Exercise instructions: Your task is to output the data exactly as it stands.
━━━ Supplied data
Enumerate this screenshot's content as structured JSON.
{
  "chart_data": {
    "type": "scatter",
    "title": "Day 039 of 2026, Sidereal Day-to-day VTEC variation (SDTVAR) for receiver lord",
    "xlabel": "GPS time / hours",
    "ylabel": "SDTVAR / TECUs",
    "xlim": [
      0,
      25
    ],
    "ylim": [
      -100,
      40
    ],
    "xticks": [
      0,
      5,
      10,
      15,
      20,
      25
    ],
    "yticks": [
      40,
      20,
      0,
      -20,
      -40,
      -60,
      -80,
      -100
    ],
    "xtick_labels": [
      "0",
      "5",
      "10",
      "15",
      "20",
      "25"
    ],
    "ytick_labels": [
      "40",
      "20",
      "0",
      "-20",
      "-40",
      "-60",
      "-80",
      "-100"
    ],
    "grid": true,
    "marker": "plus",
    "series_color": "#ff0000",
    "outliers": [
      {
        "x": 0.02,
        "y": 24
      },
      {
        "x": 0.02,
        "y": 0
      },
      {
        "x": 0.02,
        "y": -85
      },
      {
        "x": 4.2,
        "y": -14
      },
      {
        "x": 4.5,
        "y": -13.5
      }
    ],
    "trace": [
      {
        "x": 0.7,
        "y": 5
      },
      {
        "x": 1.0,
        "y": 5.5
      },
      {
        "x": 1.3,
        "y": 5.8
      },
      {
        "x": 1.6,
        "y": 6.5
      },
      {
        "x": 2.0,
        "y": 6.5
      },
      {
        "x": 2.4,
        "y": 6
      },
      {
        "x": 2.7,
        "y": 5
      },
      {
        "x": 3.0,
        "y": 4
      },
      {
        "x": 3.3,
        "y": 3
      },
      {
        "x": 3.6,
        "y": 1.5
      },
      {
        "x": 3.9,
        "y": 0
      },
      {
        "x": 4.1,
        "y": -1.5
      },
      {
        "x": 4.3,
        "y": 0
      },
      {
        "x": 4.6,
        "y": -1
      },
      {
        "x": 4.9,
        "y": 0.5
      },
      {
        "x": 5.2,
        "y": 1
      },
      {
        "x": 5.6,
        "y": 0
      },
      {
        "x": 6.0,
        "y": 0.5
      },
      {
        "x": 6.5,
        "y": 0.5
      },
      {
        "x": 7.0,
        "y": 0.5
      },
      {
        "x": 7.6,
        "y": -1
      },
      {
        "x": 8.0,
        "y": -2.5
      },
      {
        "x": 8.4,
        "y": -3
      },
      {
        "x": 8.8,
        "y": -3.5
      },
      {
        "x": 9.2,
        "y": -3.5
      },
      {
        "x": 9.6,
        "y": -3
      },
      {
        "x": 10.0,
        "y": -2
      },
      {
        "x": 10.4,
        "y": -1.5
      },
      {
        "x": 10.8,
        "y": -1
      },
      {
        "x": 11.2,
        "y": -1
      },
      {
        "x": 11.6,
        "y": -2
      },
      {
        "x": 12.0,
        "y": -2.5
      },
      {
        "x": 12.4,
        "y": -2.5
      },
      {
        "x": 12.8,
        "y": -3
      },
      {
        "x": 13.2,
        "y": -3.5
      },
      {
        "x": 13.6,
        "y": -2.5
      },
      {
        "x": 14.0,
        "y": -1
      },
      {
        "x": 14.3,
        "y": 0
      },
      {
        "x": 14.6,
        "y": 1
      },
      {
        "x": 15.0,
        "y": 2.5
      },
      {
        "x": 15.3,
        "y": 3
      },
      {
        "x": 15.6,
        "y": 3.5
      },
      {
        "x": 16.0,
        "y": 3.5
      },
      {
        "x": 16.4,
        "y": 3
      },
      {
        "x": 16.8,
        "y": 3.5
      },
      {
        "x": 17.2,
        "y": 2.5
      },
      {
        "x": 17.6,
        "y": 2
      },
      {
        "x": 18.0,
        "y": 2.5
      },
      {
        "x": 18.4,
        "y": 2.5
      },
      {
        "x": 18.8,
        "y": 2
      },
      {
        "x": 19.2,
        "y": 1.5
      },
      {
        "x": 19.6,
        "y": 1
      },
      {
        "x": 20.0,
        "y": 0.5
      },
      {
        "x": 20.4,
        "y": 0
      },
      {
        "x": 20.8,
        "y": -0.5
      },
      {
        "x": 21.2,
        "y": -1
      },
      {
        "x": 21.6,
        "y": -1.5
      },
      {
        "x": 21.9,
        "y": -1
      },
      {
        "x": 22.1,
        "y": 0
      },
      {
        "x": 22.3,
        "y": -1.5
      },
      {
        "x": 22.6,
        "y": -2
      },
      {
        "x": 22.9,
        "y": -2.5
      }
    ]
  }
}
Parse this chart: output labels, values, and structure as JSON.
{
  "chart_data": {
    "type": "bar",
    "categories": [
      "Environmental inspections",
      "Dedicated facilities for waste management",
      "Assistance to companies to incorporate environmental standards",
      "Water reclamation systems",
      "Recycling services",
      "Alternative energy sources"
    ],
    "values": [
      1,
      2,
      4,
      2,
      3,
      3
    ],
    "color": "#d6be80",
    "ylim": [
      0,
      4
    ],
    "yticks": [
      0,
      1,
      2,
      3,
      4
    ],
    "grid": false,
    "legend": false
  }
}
━━━━━━
Result for this task:
Enumerate this screenshot's content as structured JSON.
{
  "chart_data": {
    "type": "scatter",
    "title": "Day 039 of 2026, Sidereal Day-to-day VTEC variation (SDTVAR) for receiver lord",
    "xlabel": "GPS time / hours",
    "ylabel": "SDTVAR / TECUs",
    "xlim": [
      0,
      25
    ],
    "ylim": [
      -100,
      40
    ],
    "xticks": [
      0,
      5,
      10,
      15,
      20,
      25
    ],
    "yticks": [
      40,
      20,
      0,
      -20,
      -40,
      -60,
      -80,
      -100
    ],
    "xtick_labels": [
      "0",
      "5",
      "10",
      "15",
      "20",
      "25"
    ],
    "ytick_labels": [
      "40",
      "20",
      "0",
      "-20",
      "-40",
      "-60",
      "-80",
      "-100"
    ],
    "grid": true,
    "marker": "plus",
    "series_color": "#ff0000",
    "outliers": [
      {
        "x": 0.02,
        "y": 24
      },
      {
        "x": 0.02,
        "y": 0
      },
      {
        "x": 0.02,
        "y": -85
      },
      {
        "x": 4.2,
        "y": -14
      },
      {
        "x": 4.5,
        "y": -13.5
      }
    ],
    "trace": [
      {
        "x": 0.7,
        "y": 5
      },
      {
        "x": 1.0,
        "y": 5.5
      },
      {
        "x": 1.3,
        "y": 5.8
      },
      {
        "x": 1.6,
        "y": 6.5
      },
      {
        "x": 2.0,
        "y": 6.5
      },
      {
        "x": 2.4,
        "y": 6
      },
      {
        "x": 2.7,
        "y": 5
      },
      {
        "x": 3.0,
        "y": 4
      },
      {
        "x": 3.3,
        "y": 3
      },
      {
        "x": 3.6,
        "y": 1.5
      },
      {
        "x": 3.9,
        "y": 0
      },
      {
        "x": 4.1,
        "y": -1.5
      },
      {
        "x": 4.3,
        "y": 0
      },
      {
        "x": 4.6,
        "y": -1
      },
      {
        "x": 4.9,
        "y": 0.5
      },
      {
        "x": 5.2,
        "y": 1
      },
      {
        "x": 5.6,
        "y": 0
      },
      {
        "x": 6.0,
        "y": 0.5
      },
      {
        "x": 6.5,
        "y": 0.5
      },
      {
        "x": 7.0,
        "y": 0.5
      },
      {
        "x": 7.6,
        "y": -1
      },
      {
        "x": 8.0,
        "y": -2.5
      },
      {
        "x": 8.4,
        "y": -3
      },
      {
        "x": 8.8,
        "y": -3.5
      },
      {
        "x": 9.2,
        "y": -3.5
      },
      {
        "x": 9.6,
        "y": -3
      },
      {
        "x": 10.0,
        "y": -2
      },
      {
        "x": 10.4,
        "y": -1.5
      },
      {
        "x": 10.8,
        "y": -1
      },
      {
        "x": 11.2,
        "y": -1
      },
      {
        "x": 11.6,
        "y": -2
      },
      {
        "x": 12.0,
        "y": -2.5
      },
      {
        "x": 12.4,
        "y": -2.5
      },
      {
        "x": 12.8,
        "y": -3
      },
      {
        "x": 13.2,
        "y": -3.5
      },
      {
        "x": 13.6,
        "y": -2.5
      },
      {
        "x": 14.0,
        "y": -1
      },
      {
        "x": 14.3,
        "y": 0
      },
      {
        "x": 14.6,
        "y": 1
      },
      {
        "x": 15.0,
        "y": 2.5
      },
      {
        "x": 15.3,
        "y": 3
      },
      {
        "x": 15.6,
        "y": 3.5
      },
      {
        "x": 16.0,
        "y": 3.5
      },
      {
        "x": 16.4,
        "y": 3
      },
      {
        "x": 16.8,
        "y": 3.5
      },
      {
        "x": 17.2,
        "y": 2.5
      },
      {
        "x": 17.6,
        "y": 2
      },
      {
        "x": 18.0,
        "y": 2.5
      },
      {
        "x": 18.4,
        "y": 2.5
      },
      {
        "x": 18.8,
        "y": 2
      },
      {
        "x": 19.2,
        "y": 1.5
      },
      {
        "x": 19.6,
        "y": 1
      },
      {
        "x": 20.0,
        "y": 0.5
      },
      {
        "x": 20.4,
        "y": 0
      },
      {
        "x": 20.8,
        "y": -0.5
      },
      {
        "x": 21.2,
        "y": -1
      },
      {
        "x": 21.6,
        "y": -1.5
      },
      {
        "x": 21.9,
        "y": -1
      },
      {
        "x": 22.1,
        "y": 0
      },
      {
        "x": 22.3,
        "y": -1.5
      },
      {
        "x": 22.6,
        "y": -2
      },
      {
        "x": 22.9,
        "y": -2.5
      }
    ]
  }
}
Parse this chart: output labels, values, and structure as JSON.
{
  "chart_data": {
    "type": "bar",
    "categories": [
      "Environmental inspections",
      "Dedicated facilities for waste management",
      "Assistance to companies to incorporate environmental standards",
      "Water reclamation systems",
      "Recycling services",
      "Alternative energy sources"
    ],
    "values": [
      1,
      2,
      4,
      2,
      3,
      3
    ],
    "color": "#d6be80",
    "ylim": [
      0,
      4
    ],
    "yticks": [
      0,
      1,
      2,
      3,
      4
    ],
    "grid": false,
    "legend": false
  }
}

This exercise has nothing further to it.